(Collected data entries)

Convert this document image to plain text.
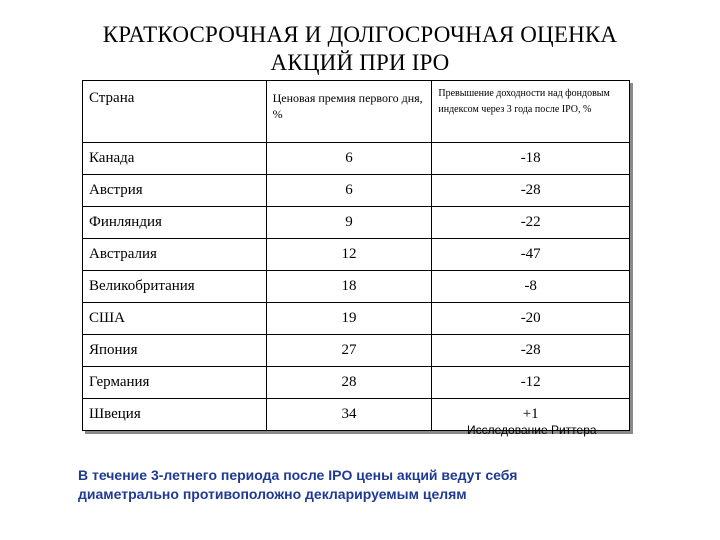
КРАТКОСРОЧНАЯ И ДОЛГОСРОЧНАЯ ОЦЕНКА
АКЦИЙ ПРИ IPO
Страна	Ценовая премия первого дня, %	Превышение доходности над фондовым индексом через 3 года после IPO, %
Канада	6	-18
Австрия	6	-28
Финляндия	9	-22
Австралия	12	-47
Великобритания	18	-8
США	19	-20
Япония	27	-28
Германия	28	-12
Швеция	34	+1
Исследование Риттера
В течение 3-летнего периода после IPO цены акций ведут себя
диаметрально противоположно декларируемым целям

▶ _WHAT YOU SHOULD DO_:
Strip the images and reproduce the remaining records precisely.

▶ _REPLY TO THE TASK_:
Convert this document image to plain text.
КРАТКОСРОЧНАЯ И ДОЛГОСРОЧНАЯ ОЦЕНКА
АКЦИЙ ПРИ IPO
Страна	Ценовая премия первого дня, %	Превышение доходности над фондовым индексом через 3 года после IPO, %
Канада	6	-18
Австрия	6	-28
Финляндия	9	-22
Австралия	12	-47
Великобритания	18	-8
США	19	-20
Япония	27	-28
Германия	28	-12
Швеция	34	+1
Исследование Риттера
В течение 3-летнего периода после IPO цены акций ведут себя
диаметрально противоположно декларируемым целям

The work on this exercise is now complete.